Exercise = Wherever the string "أحسب" appears in the listing, copy that line.

-*-*-

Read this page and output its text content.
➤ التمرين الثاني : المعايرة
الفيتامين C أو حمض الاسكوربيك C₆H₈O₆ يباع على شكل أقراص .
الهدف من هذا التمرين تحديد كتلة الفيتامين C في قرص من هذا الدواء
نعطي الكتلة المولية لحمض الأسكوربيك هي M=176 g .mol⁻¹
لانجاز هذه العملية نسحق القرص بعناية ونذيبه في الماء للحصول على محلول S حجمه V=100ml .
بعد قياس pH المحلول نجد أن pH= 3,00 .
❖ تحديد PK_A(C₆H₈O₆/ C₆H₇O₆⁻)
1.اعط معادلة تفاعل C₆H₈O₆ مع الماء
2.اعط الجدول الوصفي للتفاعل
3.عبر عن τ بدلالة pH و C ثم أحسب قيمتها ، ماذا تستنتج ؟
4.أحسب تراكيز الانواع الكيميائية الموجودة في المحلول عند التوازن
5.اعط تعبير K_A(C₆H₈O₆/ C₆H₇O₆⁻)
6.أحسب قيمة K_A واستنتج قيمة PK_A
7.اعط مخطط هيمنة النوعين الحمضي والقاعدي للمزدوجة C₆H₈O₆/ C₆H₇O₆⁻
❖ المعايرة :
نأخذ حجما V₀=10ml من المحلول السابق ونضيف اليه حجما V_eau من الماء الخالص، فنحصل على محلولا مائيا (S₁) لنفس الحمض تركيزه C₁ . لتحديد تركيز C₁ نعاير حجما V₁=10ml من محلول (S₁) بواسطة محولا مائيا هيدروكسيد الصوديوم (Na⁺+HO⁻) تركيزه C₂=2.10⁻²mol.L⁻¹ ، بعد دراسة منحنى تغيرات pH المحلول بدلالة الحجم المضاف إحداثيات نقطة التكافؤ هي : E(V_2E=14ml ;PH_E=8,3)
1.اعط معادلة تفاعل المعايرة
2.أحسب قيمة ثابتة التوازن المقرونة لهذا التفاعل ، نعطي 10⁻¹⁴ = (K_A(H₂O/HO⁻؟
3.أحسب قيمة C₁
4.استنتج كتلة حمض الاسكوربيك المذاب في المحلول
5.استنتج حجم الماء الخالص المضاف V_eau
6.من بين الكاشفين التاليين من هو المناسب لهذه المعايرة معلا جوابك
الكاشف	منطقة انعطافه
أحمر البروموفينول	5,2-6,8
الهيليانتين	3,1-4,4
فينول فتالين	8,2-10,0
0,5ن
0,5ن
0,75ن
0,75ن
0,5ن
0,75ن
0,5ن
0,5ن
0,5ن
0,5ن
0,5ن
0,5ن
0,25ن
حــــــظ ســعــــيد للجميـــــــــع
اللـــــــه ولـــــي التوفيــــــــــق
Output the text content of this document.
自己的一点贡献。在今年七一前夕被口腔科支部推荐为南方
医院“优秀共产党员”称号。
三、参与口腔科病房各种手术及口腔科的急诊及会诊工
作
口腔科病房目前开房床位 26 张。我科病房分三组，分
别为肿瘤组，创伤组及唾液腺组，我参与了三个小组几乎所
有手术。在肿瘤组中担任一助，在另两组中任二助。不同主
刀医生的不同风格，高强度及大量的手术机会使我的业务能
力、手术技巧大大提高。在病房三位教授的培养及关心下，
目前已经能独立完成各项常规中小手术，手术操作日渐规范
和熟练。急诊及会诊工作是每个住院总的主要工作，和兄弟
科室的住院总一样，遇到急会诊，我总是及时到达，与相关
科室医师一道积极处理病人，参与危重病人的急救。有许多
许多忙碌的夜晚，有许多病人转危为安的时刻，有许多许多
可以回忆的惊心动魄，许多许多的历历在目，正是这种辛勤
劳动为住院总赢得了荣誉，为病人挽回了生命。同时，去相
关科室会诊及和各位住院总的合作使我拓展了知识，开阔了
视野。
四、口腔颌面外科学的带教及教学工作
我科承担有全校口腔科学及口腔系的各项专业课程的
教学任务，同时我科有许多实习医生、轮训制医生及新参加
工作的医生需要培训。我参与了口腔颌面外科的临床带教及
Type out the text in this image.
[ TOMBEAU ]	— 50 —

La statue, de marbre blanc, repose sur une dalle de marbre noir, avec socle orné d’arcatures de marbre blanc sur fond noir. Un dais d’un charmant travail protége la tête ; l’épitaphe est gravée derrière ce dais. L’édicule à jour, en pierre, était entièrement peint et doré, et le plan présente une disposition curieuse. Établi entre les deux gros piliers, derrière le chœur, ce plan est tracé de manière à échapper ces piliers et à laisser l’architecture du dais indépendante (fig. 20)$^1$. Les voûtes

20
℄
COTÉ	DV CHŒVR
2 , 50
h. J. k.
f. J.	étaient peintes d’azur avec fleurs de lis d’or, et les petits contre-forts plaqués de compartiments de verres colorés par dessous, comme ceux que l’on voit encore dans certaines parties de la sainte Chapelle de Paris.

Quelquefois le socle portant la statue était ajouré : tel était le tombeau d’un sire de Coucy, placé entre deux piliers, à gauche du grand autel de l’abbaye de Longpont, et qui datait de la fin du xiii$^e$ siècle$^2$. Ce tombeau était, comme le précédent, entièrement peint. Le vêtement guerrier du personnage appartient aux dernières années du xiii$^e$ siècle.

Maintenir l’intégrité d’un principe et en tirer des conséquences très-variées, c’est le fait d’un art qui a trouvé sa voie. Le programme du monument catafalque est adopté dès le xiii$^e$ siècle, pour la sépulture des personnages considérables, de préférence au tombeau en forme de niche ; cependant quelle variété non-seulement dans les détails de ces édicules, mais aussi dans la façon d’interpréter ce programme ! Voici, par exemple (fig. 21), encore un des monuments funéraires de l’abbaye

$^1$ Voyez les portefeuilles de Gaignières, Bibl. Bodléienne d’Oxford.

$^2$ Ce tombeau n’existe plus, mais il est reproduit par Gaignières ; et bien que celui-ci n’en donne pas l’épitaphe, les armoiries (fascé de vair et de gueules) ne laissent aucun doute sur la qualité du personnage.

-*-*-

Written solution =
3.عبر عن τ بدلالة pH و C ثم أحسب قيمتها ، ماذا تستنتج ؟
4.أحسب تراكيز الانواع الكيميائية الموجودة في المحلول عند التوازن
6.أحسب قيمة K_A واستنتج قيمة PK_A
2.أحسب قيمة ثابتة التوازن المقرونة لهذا التفاعل ، نعطي 10⁻¹⁴ = (K_A(H₂O/HO⁻؟
3.أحسب قيمة C₁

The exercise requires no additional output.